(Beginning of Extracted data)

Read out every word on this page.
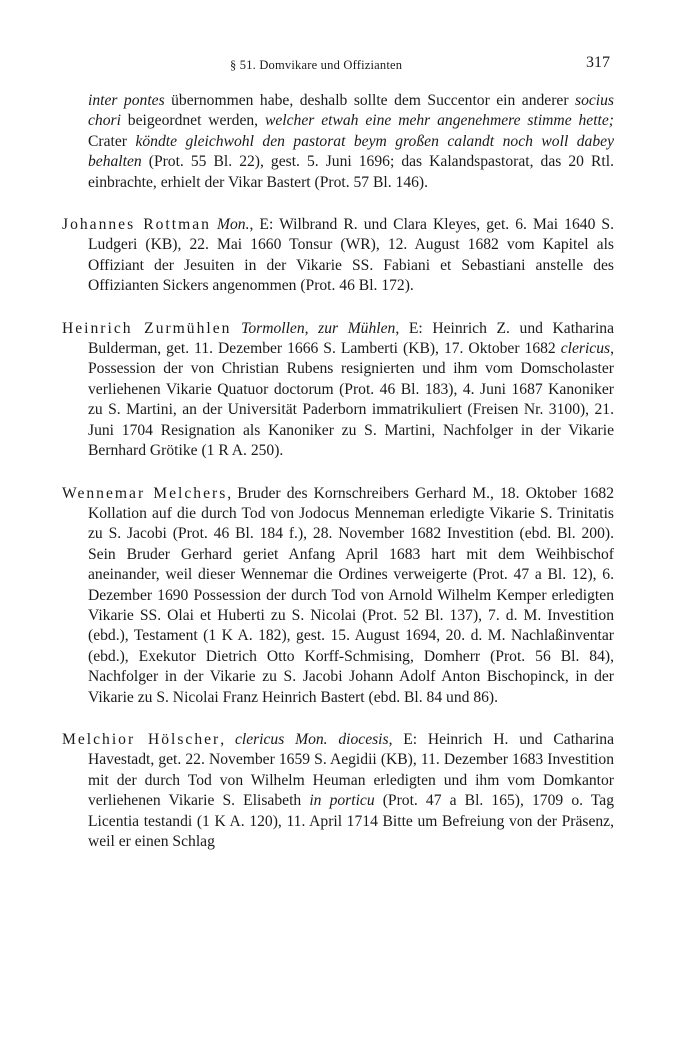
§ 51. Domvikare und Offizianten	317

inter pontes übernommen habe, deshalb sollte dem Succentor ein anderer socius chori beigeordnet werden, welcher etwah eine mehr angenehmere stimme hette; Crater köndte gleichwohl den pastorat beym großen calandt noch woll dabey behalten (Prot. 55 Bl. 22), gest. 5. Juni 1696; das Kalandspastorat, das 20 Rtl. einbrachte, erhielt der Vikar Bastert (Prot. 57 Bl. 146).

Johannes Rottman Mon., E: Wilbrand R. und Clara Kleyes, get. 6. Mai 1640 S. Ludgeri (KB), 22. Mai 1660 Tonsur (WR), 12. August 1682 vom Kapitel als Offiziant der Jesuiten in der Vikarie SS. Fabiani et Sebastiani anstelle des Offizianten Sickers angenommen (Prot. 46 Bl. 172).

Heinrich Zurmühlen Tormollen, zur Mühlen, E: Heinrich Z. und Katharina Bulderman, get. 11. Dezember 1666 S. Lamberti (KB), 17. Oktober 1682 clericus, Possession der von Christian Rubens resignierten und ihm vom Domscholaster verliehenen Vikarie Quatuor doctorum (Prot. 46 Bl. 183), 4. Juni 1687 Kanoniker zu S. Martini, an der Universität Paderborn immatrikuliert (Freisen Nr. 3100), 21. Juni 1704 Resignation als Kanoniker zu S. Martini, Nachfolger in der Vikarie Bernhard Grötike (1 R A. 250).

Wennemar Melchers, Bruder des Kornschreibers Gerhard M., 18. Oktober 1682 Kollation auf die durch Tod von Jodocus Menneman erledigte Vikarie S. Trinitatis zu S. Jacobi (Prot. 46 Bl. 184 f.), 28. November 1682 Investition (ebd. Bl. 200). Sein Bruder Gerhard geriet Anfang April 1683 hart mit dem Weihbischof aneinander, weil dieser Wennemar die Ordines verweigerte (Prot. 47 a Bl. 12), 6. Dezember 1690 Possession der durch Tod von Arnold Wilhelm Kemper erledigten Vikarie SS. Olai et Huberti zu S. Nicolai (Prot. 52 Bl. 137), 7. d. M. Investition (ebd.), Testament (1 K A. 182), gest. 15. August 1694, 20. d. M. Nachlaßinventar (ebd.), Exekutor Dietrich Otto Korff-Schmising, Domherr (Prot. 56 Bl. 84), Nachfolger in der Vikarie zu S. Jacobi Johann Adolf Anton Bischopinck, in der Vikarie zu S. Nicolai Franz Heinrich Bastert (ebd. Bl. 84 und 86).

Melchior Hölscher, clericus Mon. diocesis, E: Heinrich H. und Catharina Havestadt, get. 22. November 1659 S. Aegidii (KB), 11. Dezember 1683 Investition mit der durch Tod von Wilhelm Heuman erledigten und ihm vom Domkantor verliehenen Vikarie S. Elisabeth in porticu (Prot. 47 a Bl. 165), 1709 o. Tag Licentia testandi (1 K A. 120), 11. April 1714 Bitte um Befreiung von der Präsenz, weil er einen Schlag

(End of Extracted data)

* [Your goal]: Give all entries again verbatim, without any images.

* [Exercise response]:
Read out every word on this page.
§ 51. Domvikare und Offizianten	317

inter pontes übernommen habe, deshalb sollte dem Succentor ein anderer socius chori beigeordnet werden, welcher etwah eine mehr angenehmere stimme hette; Crater köndte gleichwohl den pastorat beym großen calandt noch woll dabey behalten (Prot. 55 Bl. 22), gest. 5. Juni 1696; das Kalandspastorat, das 20 Rtl. einbrachte, erhielt der Vikar Bastert (Prot. 57 Bl. 146).

Johannes Rottman Mon., E: Wilbrand R. und Clara Kleyes, get. 6. Mai 1640 S. Ludgeri (KB), 22. Mai 1660 Tonsur (WR), 12. August 1682 vom Kapitel als Offiziant der Jesuiten in der Vikarie SS. Fabiani et Sebastiani anstelle des Offizianten Sickers angenommen (Prot. 46 Bl. 172).

Heinrich Zurmühlen Tormollen, zur Mühlen, E: Heinrich Z. und Katharina Bulderman, get. 11. Dezember 1666 S. Lamberti (KB), 17. Oktober 1682 clericus, Possession der von Christian Rubens resignierten und ihm vom Domscholaster verliehenen Vikarie Quatuor doctorum (Prot. 46 Bl. 183), 4. Juni 1687 Kanoniker zu S. Martini, an der Universität Paderborn immatrikuliert (Freisen Nr. 3100), 21. Juni 1704 Resignation als Kanoniker zu S. Martini, Nachfolger in der Vikarie Bernhard Grötike (1 R A. 250).

Wennemar Melchers, Bruder des Kornschreibers Gerhard M., 18. Oktober 1682 Kollation auf die durch Tod von Jodocus Menneman erledigte Vikarie S. Trinitatis zu S. Jacobi (Prot. 46 Bl. 184 f.), 28. November 1682 Investition (ebd. Bl. 200). Sein Bruder Gerhard geriet Anfang April 1683 hart mit dem Weihbischof aneinander, weil dieser Wennemar die Ordines verweigerte (Prot. 47 a Bl. 12), 6. Dezember 1690 Possession der durch Tod von Arnold Wilhelm Kemper erledigten Vikarie SS. Olai et Huberti zu S. Nicolai (Prot. 52 Bl. 137), 7. d. M. Investition (ebd.), Testament (1 K A. 182), gest. 15. August 1694, 20. d. M. Nachlaßinventar (ebd.), Exekutor Dietrich Otto Korff-Schmising, Domherr (Prot. 56 Bl. 84), Nachfolger in der Vikarie zu S. Jacobi Johann Adolf Anton Bischopinck, in der Vikarie zu S. Nicolai Franz Heinrich Bastert (ebd. Bl. 84 und 86).

Melchior Hölscher, clericus Mon. diocesis, E: Heinrich H. und Catharina Havestadt, get. 22. November 1659 S. Aegidii (KB), 11. Dezember 1683 Investition mit der durch Tod von Wilhelm Heuman erledigten und ihm vom Domkantor verliehenen Vikarie S. Elisabeth in porticu (Prot. 47 a Bl. 165), 1709 o. Tag Licentia testandi (1 K A. 120), 11. April 1714 Bitte um Befreiung von der Präsenz, weil er einen Schlag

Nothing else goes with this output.